* _DIRECTIONS_: Filter the records below for the word "face". Copy each line that holds it.

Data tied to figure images

# # # #

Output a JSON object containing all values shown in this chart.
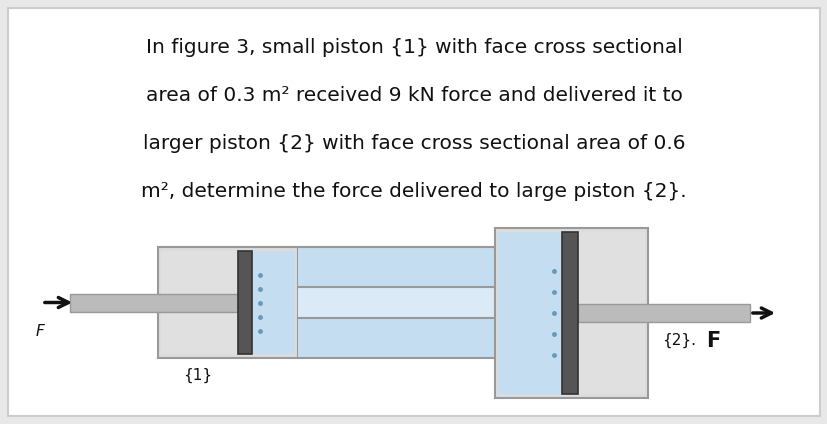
{
  "bg_color": "#e8e8e8",
  "card_color": "#f2f2f2",
  "text_lines": [
    "In figure 3, small piston {1} with face cross sectional",
    "area of 0.3 m² received 9 kN force and delivered it to",
    "larger piston {2} with face cross sectional area of 0.6",
    "m², determine the force delivered to large piston {2}."
  ],
  "text_fontsize": 14.5,
  "text_color": "#111111",
  "fluid_color": "#c5ddf0",
  "cylinder_fill": "#dcdcdc",
  "cylinder_border": "#999999",
  "piston_fill": "#555555",
  "piston_border": "#333333",
  "rod_fill": "#bbbbbb",
  "rod_border": "#999999",
  "channel_fill": "#c5ddf0",
  "channel_wall": "#aaaaaa",
  "arrow_color": "#111111",
  "label_color": "#111111",
  "label_fontsize": 11
}
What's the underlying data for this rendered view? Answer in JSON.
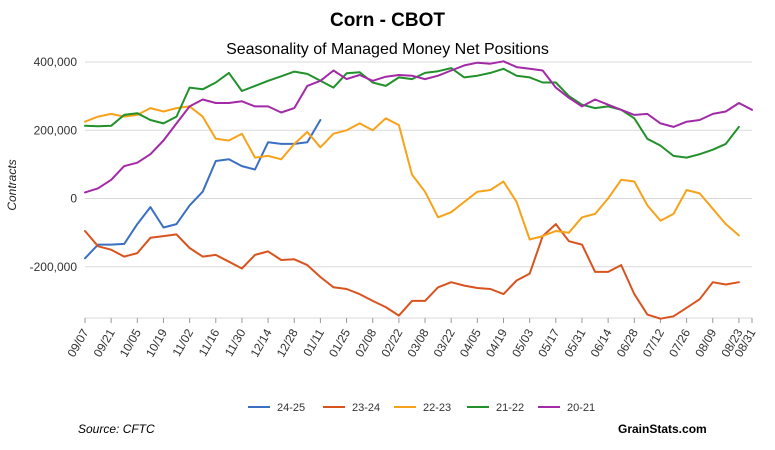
{
  "title": "Corn - CBOT",
  "subtitle": "Seasonality of Managed Money Net Positions",
  "source": "Source: CFTC",
  "brand": "GrainStats.com",
  "chart_data": {
    "type": "line",
    "title": "Corn - CBOT",
    "subtitle": "Seasonality of Managed Money Net Positions",
    "xlabel": "",
    "ylabel": "Contracts",
    "ylim": [
      -350000,
      400000
    ],
    "yticks": [
      400000,
      200000,
      0,
      -200000
    ],
    "ytick_labels": [
      "400,000",
      "200,000",
      "0",
      "-200,000"
    ],
    "x_categories": [
      "09/07",
      "09/21",
      "10/05",
      "10/19",
      "11/02",
      "11/16",
      "11/30",
      "12/14",
      "12/28",
      "01/11",
      "01/25",
      "02/08",
      "02/22",
      "03/08",
      "03/22",
      "04/05",
      "04/19",
      "05/03",
      "05/17",
      "05/31",
      "06/14",
      "06/28",
      "07/12",
      "07/26",
      "08/09",
      "08/23",
      "08/31"
    ],
    "x_positions": [
      0,
      2,
      4,
      6,
      8,
      10,
      12,
      14,
      16,
      18,
      20,
      22,
      24,
      26,
      28,
      30,
      32,
      34,
      36,
      38,
      40,
      42,
      44,
      46,
      48,
      50,
      51
    ],
    "x_range": [
      0,
      51
    ],
    "grid": "horizontal",
    "legend_position": "bottom",
    "series": [
      {
        "name": "24-25",
        "color": "#3b6fc4",
        "x": [
          0,
          1,
          2,
          3,
          4,
          5,
          6,
          7,
          8,
          9,
          10,
          11,
          12,
          13,
          14,
          15,
          16,
          17,
          18
        ],
        "values": [
          -175000,
          -135000,
          -135000,
          -133000,
          -75000,
          -25000,
          -85000,
          -75000,
          -20000,
          20000,
          110000,
          115000,
          95000,
          85000,
          165000,
          160000,
          160000,
          165000,
          230000
        ]
      },
      {
        "name": "23-24",
        "color": "#d9531e",
        "x": [
          0,
          1,
          2,
          3,
          4,
          5,
          6,
          7,
          8,
          9,
          10,
          11,
          12,
          13,
          14,
          15,
          16,
          17,
          18,
          19,
          20,
          21,
          22,
          23,
          24,
          25,
          26,
          27,
          28,
          29,
          30,
          31,
          32,
          33,
          34,
          35,
          36,
          37,
          38,
          39,
          40,
          41,
          42,
          43,
          44,
          45,
          46,
          47,
          48,
          49,
          50
        ],
        "values": [
          -95000,
          -140000,
          -150000,
          -170000,
          -160000,
          -115000,
          -110000,
          -105000,
          -145000,
          -170000,
          -165000,
          -185000,
          -205000,
          -165000,
          -155000,
          -180000,
          -178000,
          -195000,
          -230000,
          -260000,
          -265000,
          -280000,
          -300000,
          -318000,
          -343000,
          -300000,
          -300000,
          -260000,
          -245000,
          -255000,
          -262000,
          -265000,
          -280000,
          -240000,
          -220000,
          -110000,
          -75000,
          -125000,
          -135000,
          -215000,
          -215000,
          -195000,
          -280000,
          -340000,
          -352000,
          -345000,
          -320000,
          -295000,
          -245000,
          -252000,
          -245000
        ]
      },
      {
        "name": "22-23",
        "color": "#f7a21b",
        "x": [
          0,
          1,
          2,
          3,
          4,
          5,
          6,
          7,
          8,
          9,
          10,
          11,
          12,
          13,
          14,
          15,
          16,
          17,
          18,
          19,
          20,
          21,
          22,
          23,
          24,
          25,
          26,
          27,
          28,
          29,
          30,
          31,
          32,
          33,
          34,
          35,
          36,
          37,
          38,
          39,
          40,
          41,
          42,
          43,
          44,
          45,
          46,
          47,
          48,
          49,
          50
        ],
        "values": [
          225000,
          240000,
          248000,
          240000,
          245000,
          265000,
          255000,
          265000,
          270000,
          240000,
          175000,
          170000,
          190000,
          120000,
          125000,
          115000,
          160000,
          195000,
          150000,
          190000,
          200000,
          220000,
          200000,
          235000,
          215000,
          70000,
          20000,
          -55000,
          -40000,
          -10000,
          20000,
          25000,
          50000,
          -10000,
          -120000,
          -110000,
          -95000,
          -100000,
          -55000,
          -45000,
          0,
          55000,
          50000,
          -20000,
          -65000,
          -45000,
          25000,
          15000,
          -30000,
          -75000,
          -108000
        ]
      },
      {
        "name": "21-22",
        "color": "#22912b",
        "x": [
          0,
          1,
          2,
          3,
          4,
          5,
          6,
          7,
          8,
          9,
          10,
          11,
          12,
          13,
          14,
          15,
          16,
          17,
          18,
          19,
          20,
          21,
          22,
          23,
          24,
          25,
          26,
          27,
          28,
          29,
          30,
          31,
          32,
          33,
          34,
          35,
          36,
          37,
          38,
          39,
          40,
          41,
          42,
          43,
          44,
          45,
          46,
          47,
          48,
          49,
          50
        ],
        "values": [
          213000,
          212000,
          213000,
          245000,
          250000,
          230000,
          220000,
          240000,
          325000,
          320000,
          340000,
          368000,
          315000,
          330000,
          345000,
          358000,
          372000,
          365000,
          345000,
          325000,
          367000,
          370000,
          340000,
          330000,
          355000,
          350000,
          368000,
          373000,
          382000,
          355000,
          360000,
          368000,
          380000,
          360000,
          355000,
          340000,
          340000,
          300000,
          275000,
          265000,
          270000,
          260000,
          235000,
          175000,
          155000,
          125000,
          120000,
          130000,
          143000,
          160000,
          210000
        ]
      },
      {
        "name": "20-21",
        "color": "#a22aa6",
        "x": [
          0,
          1,
          2,
          3,
          4,
          5,
          6,
          7,
          8,
          9,
          10,
          11,
          12,
          13,
          14,
          15,
          16,
          17,
          18,
          19,
          20,
          21,
          22,
          23,
          24,
          25,
          26,
          27,
          28,
          29,
          30,
          31,
          32,
          33,
          34,
          35,
          36,
          37,
          38,
          39,
          40,
          41,
          42,
          43,
          44,
          45,
          46,
          47,
          48,
          49,
          50,
          51
        ],
        "values": [
          18000,
          30000,
          55000,
          95000,
          105000,
          130000,
          170000,
          220000,
          270000,
          290000,
          280000,
          280000,
          285000,
          270000,
          270000,
          252000,
          265000,
          330000,
          345000,
          375000,
          350000,
          362000,
          345000,
          357000,
          362000,
          360000,
          350000,
          360000,
          375000,
          390000,
          398000,
          395000,
          402000,
          385000,
          380000,
          375000,
          325000,
          295000,
          270000,
          290000,
          275000,
          260000,
          245000,
          248000,
          220000,
          210000,
          225000,
          230000,
          248000,
          255000,
          280000,
          260000
        ]
      }
    ]
  }
}
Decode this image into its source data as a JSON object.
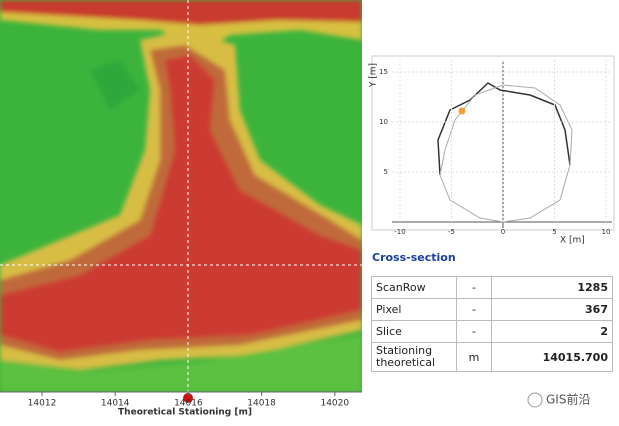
{
  "stationing_axis": {
    "title": "Theoretical Stationing [m]",
    "ticks": [
      14012,
      14014,
      14016,
      14018,
      14020
    ]
  },
  "cross_section_plot": {
    "x_label": "X [m]",
    "y_label": "Y [m]",
    "xticks": [
      -10,
      -5,
      0,
      5,
      10
    ],
    "yticks": [
      5,
      10,
      15
    ]
  },
  "section_title": "Cross-section",
  "table": {
    "rows": [
      [
        "ScanRow",
        "-",
        "1285"
      ],
      [
        "Pixel",
        "-",
        "367"
      ],
      [
        "Slice",
        "-",
        "2"
      ],
      [
        "Stationing theoretical",
        "m",
        "14015.700"
      ]
    ]
  },
  "watermark": "GIS前沿"
}
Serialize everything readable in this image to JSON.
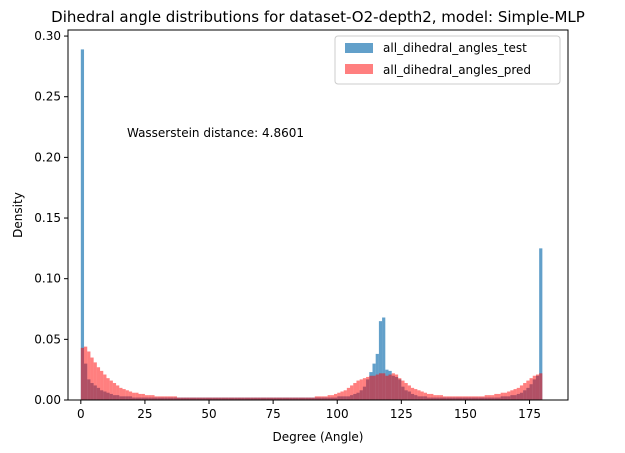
{
  "chart_data": {
    "type": "histogram",
    "title": "Dihedral angle distributions for dataset-O2-depth2, model: Simple-MLP",
    "xlabel": "Degree (Angle)",
    "ylabel": "Density",
    "xlim": [
      -5,
      190
    ],
    "ylim": [
      0,
      0.305
    ],
    "xticks": [
      0,
      25,
      50,
      75,
      100,
      125,
      150,
      175
    ],
    "yticks": [
      0.0,
      0.05,
      0.1,
      0.15,
      0.2,
      0.25,
      0.3
    ],
    "ytick_labels": [
      "0.00",
      "0.05",
      "0.10",
      "0.15",
      "0.20",
      "0.25",
      "0.30"
    ],
    "annotation": "Wasserstein distance: 4.8601",
    "annotation_pos_data": [
      18,
      0.22
    ],
    "legend_position": "upper right",
    "grid": false,
    "bin_width": 1.25,
    "series": [
      {
        "name": "all_dihedral_angles_test",
        "color": "#1f77b4",
        "alpha": 0.7,
        "bin_start": 0,
        "values": [
          0.289,
          0.03,
          0.017,
          0.014,
          0.012,
          0.01,
          0.008,
          0.007,
          0.006,
          0.005,
          0.004,
          0.004,
          0.003,
          0.003,
          0.003,
          0.003,
          0.002,
          0.002,
          0.002,
          0.002,
          0.002,
          0.002,
          0.002,
          0.002,
          0.002,
          0.002,
          0.002,
          0.002,
          0.002,
          0.002,
          0.002,
          0.002,
          0.002,
          0.002,
          0.002,
          0.002,
          0.002,
          0.002,
          0.002,
          0.002,
          0.002,
          0.002,
          0.002,
          0.002,
          0.002,
          0.002,
          0.002,
          0.002,
          0.002,
          0.002,
          0.002,
          0.002,
          0.002,
          0.002,
          0.002,
          0.002,
          0.002,
          0.002,
          0.002,
          0.002,
          0.002,
          0.002,
          0.002,
          0.002,
          0.002,
          0.002,
          0.002,
          0.002,
          0.002,
          0.002,
          0.002,
          0.002,
          0.002,
          0.002,
          0.002,
          0.002,
          0.002,
          0.002,
          0.002,
          0.002,
          0.003,
          0.003,
          0.003,
          0.003,
          0.004,
          0.005,
          0.006,
          0.008,
          0.011,
          0.017,
          0.023,
          0.03,
          0.038,
          0.065,
          0.068,
          0.025,
          0.024,
          0.02,
          0.019,
          0.017,
          0.011,
          0.008,
          0.007,
          0.005,
          0.004,
          0.003,
          0.003,
          0.003,
          0.002,
          0.002,
          0.002,
          0.002,
          0.002,
          0.002,
          0.002,
          0.002,
          0.002,
          0.002,
          0.002,
          0.002,
          0.002,
          0.002,
          0.002,
          0.002,
          0.002,
          0.002,
          0.002,
          0.002,
          0.002,
          0.002,
          0.002,
          0.003,
          0.003,
          0.003,
          0.004,
          0.004,
          0.005,
          0.006,
          0.008,
          0.01,
          0.013,
          0.017,
          0.02,
          0.125
        ]
      },
      {
        "name": "all_dihedral_angles_pred",
        "color": "#ff0000",
        "alpha": 0.5,
        "bin_start": 0,
        "values": [
          0.043,
          0.044,
          0.04,
          0.035,
          0.031,
          0.027,
          0.024,
          0.021,
          0.018,
          0.016,
          0.014,
          0.012,
          0.01,
          0.009,
          0.008,
          0.007,
          0.006,
          0.006,
          0.005,
          0.005,
          0.004,
          0.004,
          0.004,
          0.003,
          0.003,
          0.003,
          0.003,
          0.003,
          0.003,
          0.003,
          0.002,
          0.002,
          0.002,
          0.002,
          0.002,
          0.002,
          0.002,
          0.002,
          0.002,
          0.002,
          0.002,
          0.002,
          0.002,
          0.002,
          0.002,
          0.002,
          0.002,
          0.002,
          0.002,
          0.002,
          0.002,
          0.002,
          0.002,
          0.002,
          0.002,
          0.002,
          0.002,
          0.002,
          0.002,
          0.002,
          0.002,
          0.002,
          0.002,
          0.002,
          0.002,
          0.002,
          0.002,
          0.002,
          0.002,
          0.002,
          0.002,
          0.002,
          0.002,
          0.003,
          0.003,
          0.003,
          0.003,
          0.004,
          0.004,
          0.005,
          0.006,
          0.007,
          0.008,
          0.01,
          0.012,
          0.014,
          0.016,
          0.017,
          0.018,
          0.019,
          0.02,
          0.02,
          0.021,
          0.022,
          0.022,
          0.02,
          0.021,
          0.022,
          0.021,
          0.018,
          0.016,
          0.014,
          0.012,
          0.01,
          0.009,
          0.008,
          0.007,
          0.006,
          0.005,
          0.005,
          0.004,
          0.004,
          0.004,
          0.003,
          0.003,
          0.003,
          0.003,
          0.003,
          0.003,
          0.003,
          0.003,
          0.003,
          0.003,
          0.003,
          0.003,
          0.003,
          0.004,
          0.004,
          0.004,
          0.005,
          0.005,
          0.006,
          0.006,
          0.007,
          0.008,
          0.009,
          0.01,
          0.012,
          0.014,
          0.016,
          0.018,
          0.02,
          0.021,
          0.022
        ]
      }
    ]
  }
}
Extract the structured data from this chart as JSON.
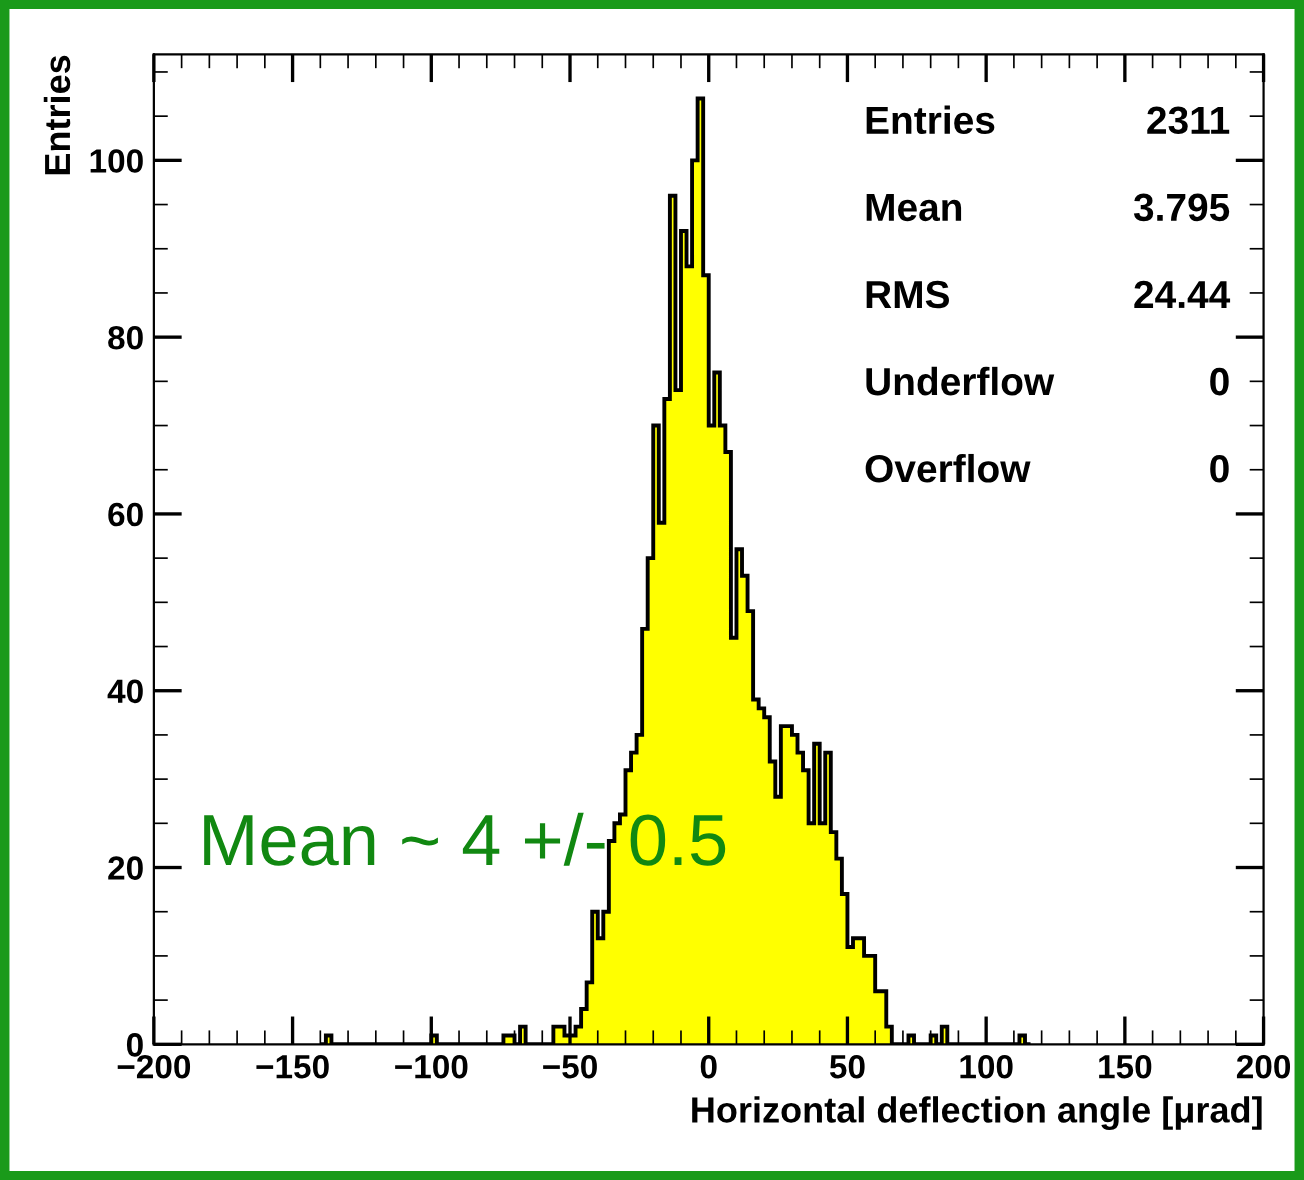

# # # #

* _ANSWER TO THIS EXERCISE_:
    "In figure 3, small piston {1} with face cross sectional",
    "larger piston {2} with face cross sectional area of 0.6",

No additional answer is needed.